> [INFORMATION SUPPLIED]
——

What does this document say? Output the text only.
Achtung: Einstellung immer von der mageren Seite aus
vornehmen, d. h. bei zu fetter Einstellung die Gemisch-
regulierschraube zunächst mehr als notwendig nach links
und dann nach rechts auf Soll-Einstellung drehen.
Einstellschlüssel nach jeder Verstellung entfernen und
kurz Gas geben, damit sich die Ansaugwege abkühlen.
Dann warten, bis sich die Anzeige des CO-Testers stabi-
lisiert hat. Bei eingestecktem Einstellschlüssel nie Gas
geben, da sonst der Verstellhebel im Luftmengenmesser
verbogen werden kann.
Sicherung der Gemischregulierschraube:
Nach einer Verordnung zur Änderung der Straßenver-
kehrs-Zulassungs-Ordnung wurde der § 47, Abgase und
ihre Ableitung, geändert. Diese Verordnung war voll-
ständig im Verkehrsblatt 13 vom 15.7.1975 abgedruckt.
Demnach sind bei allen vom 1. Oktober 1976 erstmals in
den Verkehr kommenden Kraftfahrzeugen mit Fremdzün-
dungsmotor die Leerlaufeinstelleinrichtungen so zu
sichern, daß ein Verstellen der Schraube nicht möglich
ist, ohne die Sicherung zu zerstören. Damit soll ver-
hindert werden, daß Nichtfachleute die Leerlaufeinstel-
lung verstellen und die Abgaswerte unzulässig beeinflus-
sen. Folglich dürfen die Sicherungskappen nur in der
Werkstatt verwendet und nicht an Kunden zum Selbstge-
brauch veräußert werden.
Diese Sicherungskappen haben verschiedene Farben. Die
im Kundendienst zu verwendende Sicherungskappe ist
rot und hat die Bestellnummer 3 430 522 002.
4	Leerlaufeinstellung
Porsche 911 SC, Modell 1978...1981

——

Word for word, write out all of the data above.

> [RESULT OF THIS EXERCISE]
What does this document say? Output the text only.
Achtung: Einstellung immer von der mageren Seite aus
vornehmen, d. h. bei zu fetter Einstellung die Gemisch-
regulierschraube zunächst mehr als notwendig nach links
und dann nach rechts auf Soll-Einstellung drehen.
Einstellschlüssel nach jeder Verstellung entfernen und
kurz Gas geben, damit sich die Ansaugwege abkühlen.
Dann warten, bis sich die Anzeige des CO-Testers stabi-
lisiert hat. Bei eingestecktem Einstellschlüssel nie Gas
geben, da sonst der Verstellhebel im Luftmengenmesser
verbogen werden kann.
Sicherung der Gemischregulierschraube:
Nach einer Verordnung zur Änderung der Straßenver-
kehrs-Zulassungs-Ordnung wurde der § 47, Abgase und
ihre Ableitung, geändert. Diese Verordnung war voll-
ständig im Verkehrsblatt 13 vom 15.7.1975 abgedruckt.
Demnach sind bei allen vom 1. Oktober 1976 erstmals in
den Verkehr kommenden Kraftfahrzeugen mit Fremdzün-
dungsmotor die Leerlaufeinstelleinrichtungen so zu
sichern, daß ein Verstellen der Schraube nicht möglich
ist, ohne die Sicherung zu zerstören. Damit soll ver-
hindert werden, daß Nichtfachleute die Leerlaufeinstel-
lung verstellen und die Abgaswerte unzulässig beeinflus-
sen. Folglich dürfen die Sicherungskappen nur in der
Werkstatt verwendet und nicht an Kunden zum Selbstge-
brauch veräußert werden.
Diese Sicherungskappen haben verschiedene Farben. Die
im Kundendienst zu verwendende Sicherungskappe ist
rot und hat die Bestellnummer 3 430 522 002.
4	Leerlaufeinstellung
Porsche 911 SC, Modell 1978...1981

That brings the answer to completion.